## Estratto:
==*==
Beatrice Masci: La disabilità nell’area della salute mentale pone questioni molto delicate. Ci sono infatti alcuni disturbi psichici che hanno un effetto peggiorativo sulle capacità di lavoro. Si possono avere forti impatti sulla vita quotidiana, sulle relazioni e sul funzionamento sociale della persona, nonostante i grandi progressi fatti in campo farmacologico e riabilitativo. La persona può avere quindi difficoltà a mantenere l’attenzione e la continuità, oppure può avere problemi di relazione con i colleghi e con i “superiori”. Talvolta, inoltre, ci troviamo di fronte a persone che, avendo avuto un esordio precoce della malattia, non hanno potuto portare a termine la loro istruzione scolastica e magari neanche valide esperienze professionali.
SocialJob: Dalla vostra esperienza, come reagisce l’ambiente di lavoro all’inserimento di un utente con disagio psichico?
==*==
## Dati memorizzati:
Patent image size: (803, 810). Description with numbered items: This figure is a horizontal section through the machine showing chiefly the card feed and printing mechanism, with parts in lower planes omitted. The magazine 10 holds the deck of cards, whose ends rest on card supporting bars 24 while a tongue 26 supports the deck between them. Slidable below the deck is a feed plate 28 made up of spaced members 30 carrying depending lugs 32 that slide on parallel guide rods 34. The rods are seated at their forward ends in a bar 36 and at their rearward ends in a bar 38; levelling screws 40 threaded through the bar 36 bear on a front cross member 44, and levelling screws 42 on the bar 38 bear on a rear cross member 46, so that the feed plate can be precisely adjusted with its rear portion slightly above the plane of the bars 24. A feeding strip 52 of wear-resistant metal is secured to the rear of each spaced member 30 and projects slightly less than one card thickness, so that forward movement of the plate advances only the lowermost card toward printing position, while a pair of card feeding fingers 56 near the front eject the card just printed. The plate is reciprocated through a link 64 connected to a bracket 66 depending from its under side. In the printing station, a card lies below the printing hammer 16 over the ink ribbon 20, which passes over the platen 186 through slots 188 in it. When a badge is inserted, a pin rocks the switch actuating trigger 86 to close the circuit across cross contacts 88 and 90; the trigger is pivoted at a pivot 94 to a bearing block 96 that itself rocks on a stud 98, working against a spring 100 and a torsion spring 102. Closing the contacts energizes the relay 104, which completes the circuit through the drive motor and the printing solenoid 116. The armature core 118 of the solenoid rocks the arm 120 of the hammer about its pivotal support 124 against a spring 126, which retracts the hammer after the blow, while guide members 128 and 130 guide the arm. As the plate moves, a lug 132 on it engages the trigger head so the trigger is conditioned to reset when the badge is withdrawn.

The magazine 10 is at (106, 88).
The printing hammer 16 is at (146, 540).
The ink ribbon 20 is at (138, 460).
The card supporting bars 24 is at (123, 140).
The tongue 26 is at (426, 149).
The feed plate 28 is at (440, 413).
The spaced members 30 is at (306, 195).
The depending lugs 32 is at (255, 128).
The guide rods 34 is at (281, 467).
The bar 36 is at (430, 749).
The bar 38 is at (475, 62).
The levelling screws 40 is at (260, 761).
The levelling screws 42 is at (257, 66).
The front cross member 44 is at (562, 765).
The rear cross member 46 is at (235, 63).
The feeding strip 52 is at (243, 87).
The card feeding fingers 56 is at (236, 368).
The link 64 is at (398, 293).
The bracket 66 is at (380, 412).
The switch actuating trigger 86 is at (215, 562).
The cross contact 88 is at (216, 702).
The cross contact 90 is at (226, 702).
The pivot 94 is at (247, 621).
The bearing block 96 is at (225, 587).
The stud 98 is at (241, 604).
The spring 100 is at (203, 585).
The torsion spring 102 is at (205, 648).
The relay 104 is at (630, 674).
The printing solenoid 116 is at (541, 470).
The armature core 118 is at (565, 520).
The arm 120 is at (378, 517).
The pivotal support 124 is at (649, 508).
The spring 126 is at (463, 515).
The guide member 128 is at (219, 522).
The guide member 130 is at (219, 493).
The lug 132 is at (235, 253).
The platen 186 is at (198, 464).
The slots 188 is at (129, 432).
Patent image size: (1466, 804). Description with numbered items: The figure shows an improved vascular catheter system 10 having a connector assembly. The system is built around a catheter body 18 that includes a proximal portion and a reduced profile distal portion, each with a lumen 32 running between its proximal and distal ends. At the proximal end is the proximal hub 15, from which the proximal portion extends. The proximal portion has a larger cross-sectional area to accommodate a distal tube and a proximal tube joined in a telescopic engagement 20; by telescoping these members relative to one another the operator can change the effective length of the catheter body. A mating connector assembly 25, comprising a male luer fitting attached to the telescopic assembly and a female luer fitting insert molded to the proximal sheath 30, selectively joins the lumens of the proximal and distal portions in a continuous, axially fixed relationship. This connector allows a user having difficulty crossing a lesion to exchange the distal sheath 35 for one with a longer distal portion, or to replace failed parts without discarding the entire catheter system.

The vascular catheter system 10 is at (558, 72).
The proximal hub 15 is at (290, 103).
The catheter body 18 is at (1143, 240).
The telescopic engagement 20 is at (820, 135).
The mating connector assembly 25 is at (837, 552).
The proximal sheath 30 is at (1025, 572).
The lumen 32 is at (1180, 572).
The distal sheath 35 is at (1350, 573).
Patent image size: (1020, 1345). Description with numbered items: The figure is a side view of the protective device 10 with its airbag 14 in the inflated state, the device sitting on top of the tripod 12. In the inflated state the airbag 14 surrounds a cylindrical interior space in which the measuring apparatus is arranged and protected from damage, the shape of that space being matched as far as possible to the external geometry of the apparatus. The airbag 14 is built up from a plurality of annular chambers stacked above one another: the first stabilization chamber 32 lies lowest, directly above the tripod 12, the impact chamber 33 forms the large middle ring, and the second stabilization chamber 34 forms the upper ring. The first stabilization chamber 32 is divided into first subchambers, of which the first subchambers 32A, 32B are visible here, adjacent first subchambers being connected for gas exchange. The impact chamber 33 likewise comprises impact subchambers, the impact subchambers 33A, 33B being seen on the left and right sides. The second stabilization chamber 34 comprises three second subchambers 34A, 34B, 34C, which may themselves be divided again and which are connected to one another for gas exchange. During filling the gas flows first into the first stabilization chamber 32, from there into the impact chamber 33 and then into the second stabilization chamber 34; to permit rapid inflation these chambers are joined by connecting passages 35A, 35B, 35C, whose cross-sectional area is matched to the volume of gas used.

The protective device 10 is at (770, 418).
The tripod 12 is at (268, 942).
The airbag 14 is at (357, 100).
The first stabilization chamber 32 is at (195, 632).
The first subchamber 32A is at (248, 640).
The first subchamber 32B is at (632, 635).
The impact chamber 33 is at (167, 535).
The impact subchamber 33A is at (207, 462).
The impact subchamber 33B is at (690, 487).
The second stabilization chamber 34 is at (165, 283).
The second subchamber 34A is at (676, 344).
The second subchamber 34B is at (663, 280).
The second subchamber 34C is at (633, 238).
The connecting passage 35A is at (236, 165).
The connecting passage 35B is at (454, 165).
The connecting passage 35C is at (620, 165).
==*==
## Esercizio A:
Stampa il passo dell'estratto sulla salute mentale che va da «Beatrice Masci: La» fino a «valide esperienze professionali.».
## Esercizio B:
Rispondi a queste domande sull'estratto sulla salute mentale:
(i) Su quali capacità alcuni disturbi psichici hanno un effetto peggiorativo?
(ii) Con chi la persona può avere problemi di relazione?
(iii) Che cosa non hanno potuto portare a termine alcune persone con un esordio precoce della malattia?
I dati provengono da un'altra fonte.

## Risposta A:
Beatrice Masci: La disabilità nell’area della salute mentale pone questioni molto delicate. Ci sono infatti alcuni disturbi psichici che hanno un effetto peggiorativo sulle capacità di lavoro. Si possono avere forti impatti sulla vita quotidiana, sulle relazioni e sul funzionamento sociale della persona, nonostante i grandi progressi fatti in campo farmacologico e riabilitativo. La persona può avere quindi difficoltà a mantenere l’attenzione e la continuità, oppure può avere problemi di relazione con i colleghi e con i “superiori”. Talvolta, inoltre, ci troviamo di fronte a persone che, avendo avuto un esordio precoce della malattia, non hanno potuto portare a termine la loro istruzione scolastica e magari neanche valide esperienze professionali.

## Risposta B:
(i) Sulle capacità di lavoro.
(ii) Con i colleghi e con i "superiori".
(iii) La loro istruzione scolastica.